● **Exercise brief**
Quote, without change, all of the lines that follow.

● **Records shown**
########

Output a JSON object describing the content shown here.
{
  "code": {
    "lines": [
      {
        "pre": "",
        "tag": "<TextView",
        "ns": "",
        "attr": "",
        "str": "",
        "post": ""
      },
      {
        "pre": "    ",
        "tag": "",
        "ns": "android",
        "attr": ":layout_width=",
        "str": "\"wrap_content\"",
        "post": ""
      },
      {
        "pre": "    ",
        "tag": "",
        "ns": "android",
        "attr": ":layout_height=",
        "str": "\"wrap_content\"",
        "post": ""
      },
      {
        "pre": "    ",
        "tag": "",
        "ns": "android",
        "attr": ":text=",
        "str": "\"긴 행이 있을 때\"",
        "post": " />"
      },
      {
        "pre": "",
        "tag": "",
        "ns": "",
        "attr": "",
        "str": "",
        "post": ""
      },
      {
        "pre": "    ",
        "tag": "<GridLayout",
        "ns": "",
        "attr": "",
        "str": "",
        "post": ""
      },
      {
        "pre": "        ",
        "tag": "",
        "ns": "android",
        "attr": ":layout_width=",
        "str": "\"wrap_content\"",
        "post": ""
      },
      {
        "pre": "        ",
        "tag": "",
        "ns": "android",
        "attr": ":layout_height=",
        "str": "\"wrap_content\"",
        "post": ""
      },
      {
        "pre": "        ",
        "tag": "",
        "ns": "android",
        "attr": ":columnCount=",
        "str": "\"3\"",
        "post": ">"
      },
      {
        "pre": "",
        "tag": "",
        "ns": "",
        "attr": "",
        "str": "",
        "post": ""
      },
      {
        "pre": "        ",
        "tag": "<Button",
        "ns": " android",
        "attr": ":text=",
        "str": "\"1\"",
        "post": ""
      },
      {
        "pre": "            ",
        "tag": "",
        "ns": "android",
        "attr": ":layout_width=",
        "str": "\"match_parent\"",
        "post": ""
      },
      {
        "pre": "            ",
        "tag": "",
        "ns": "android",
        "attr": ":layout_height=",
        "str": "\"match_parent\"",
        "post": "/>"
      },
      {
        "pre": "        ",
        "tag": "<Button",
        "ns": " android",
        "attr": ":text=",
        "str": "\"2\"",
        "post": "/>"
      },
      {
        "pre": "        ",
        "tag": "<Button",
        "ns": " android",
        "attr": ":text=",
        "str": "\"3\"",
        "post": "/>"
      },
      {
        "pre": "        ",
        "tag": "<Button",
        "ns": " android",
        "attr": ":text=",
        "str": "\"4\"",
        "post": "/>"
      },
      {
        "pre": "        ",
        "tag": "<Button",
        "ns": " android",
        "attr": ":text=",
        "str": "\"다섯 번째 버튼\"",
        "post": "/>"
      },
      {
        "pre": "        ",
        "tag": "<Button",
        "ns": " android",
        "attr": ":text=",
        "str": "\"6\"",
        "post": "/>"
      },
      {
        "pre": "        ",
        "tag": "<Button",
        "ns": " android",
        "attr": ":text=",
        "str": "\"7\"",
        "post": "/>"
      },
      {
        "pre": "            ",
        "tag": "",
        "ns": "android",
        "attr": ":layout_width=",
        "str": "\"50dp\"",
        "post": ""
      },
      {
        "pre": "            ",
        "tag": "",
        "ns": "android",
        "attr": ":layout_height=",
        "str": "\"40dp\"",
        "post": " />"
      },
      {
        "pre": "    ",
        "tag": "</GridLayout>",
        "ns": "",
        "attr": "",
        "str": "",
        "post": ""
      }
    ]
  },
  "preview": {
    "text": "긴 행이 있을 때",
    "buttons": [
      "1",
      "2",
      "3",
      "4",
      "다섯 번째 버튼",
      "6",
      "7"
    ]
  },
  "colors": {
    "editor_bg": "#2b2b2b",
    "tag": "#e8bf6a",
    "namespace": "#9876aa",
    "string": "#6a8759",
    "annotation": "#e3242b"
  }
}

########

● **Output of the task**
Output a JSON object describing the content shown here.
{
  "code": {
    "lines": [
      {
        "pre": "",
        "tag": "<TextView",
        "ns": "",
        "attr": "",
        "str": "",
        "post": ""
      },
      {
        "pre": "    ",
        "tag": "",
        "ns": "android",
        "attr": ":layout_width=",
        "str": "\"wrap_content\"",
        "post": ""
      },
      {
        "pre": "    ",
        "tag": "",
        "ns": "android",
        "attr": ":layout_height=",
        "str": "\"wrap_content\"",
        "post": ""
      },
      {
        "pre": "    ",
        "tag": "",
        "ns": "android",
        "attr": ":text=",
        "str": "\"긴 행이 있을 때\"",
        "post": " />"
      },
      {
        "pre": "",
        "tag": "",
        "ns": "",
        "attr": "",
        "str": "",
        "post": ""
      },
      {
        "pre": "    ",
        "tag": "<GridLayout",
        "ns": "",
        "attr": "",
        "str": "",
        "post": ""
      },
      {
        "pre": "        ",
        "tag": "",
        "ns": "android",
        "attr": ":layout_width=",
        "str": "\"wrap_content\"",
        "post": ""
      },
      {
        "pre": "        ",
        "tag": "",
        "ns": "android",
        "attr": ":layout_height=",
        "str": "\"wrap_content\"",
        "post": ""
      },
      {
        "pre": "        ",
        "tag": "",
        "ns": "android",
        "attr": ":columnCount=",
        "str": "\"3\"",
        "post": ">"
      },
      {
        "pre": "",
        "tag": "",
        "ns": "",
        "attr": "",
        "str": "",
        "post": ""
      },
      {
        "pre": "        ",
        "tag": "<Button",
        "ns": " android",
        "attr": ":text=",
        "str": "\"1\"",
        "post": ""
      },
      {
        "pre": "            ",
        "tag": "",
        "ns": "android",
        "attr": ":layout_width=",
        "str": "\"match_parent\"",
        "post": ""
      },
      {
        "pre": "            ",
        "tag": "",
        "ns": "android",
        "attr": ":layout_height=",
        "str": "\"match_parent\"",
        "post": "/>"
      },
      {
        "pre": "        ",
        "tag": "<Button",
        "ns": " android",
        "attr": ":text=",
        "str": "\"2\"",
        "post": "/>"
      },
      {
        "pre": "        ",
        "tag": "<Button",
        "ns": " android",
        "attr": ":text=",
        "str": "\"3\"",
        "post": "/>"
      },
      {
        "pre": "        ",
        "tag": "<Button",
        "ns": " android",
        "attr": ":text=",
        "str": "\"4\"",
        "post": "/>"
      },
      {
        "pre": "        ",
        "tag": "<Button",
        "ns": " android",
        "attr": ":text=",
        "str": "\"다섯 번째 버튼\"",
        "post": "/>"
      },
      {
        "pre": "        ",
        "tag": "<Button",
        "ns": " android",
        "attr": ":text=",
        "str": "\"6\"",
        "post": "/>"
      },
      {
        "pre": "        ",
        "tag": "<Button",
        "ns": " android",
        "attr": ":text=",
        "str": "\"7\"",
        "post": "/>"
      },
      {
        "pre": "            ",
        "tag": "",
        "ns": "android",
        "attr": ":layout_width=",
        "str": "\"50dp\"",
        "post": ""
      },
      {
        "pre": "            ",
        "tag": "",
        "ns": "android",
        "attr": ":layout_height=",
        "str": "\"40dp\"",
        "post": " />"
      },
      {
        "pre": "    ",
        "tag": "</GridLayout>",
        "ns": "",
        "attr": "",
        "str": "",
        "post": ""
      }
    ]
  },
  "preview": {
    "text": "긴 행이 있을 때",
    "buttons": [
      "1",
      "2",
      "3",
      "4",
      "다섯 번째 버튼",
      "6",
      "7"
    ]
  },
  "colors": {
    "editor_bg": "#2b2b2b",
    "tag": "#e8bf6a",
    "namespace": "#9876aa",
    "string": "#6a8759",
    "annotation": "#e3242b"
  }
}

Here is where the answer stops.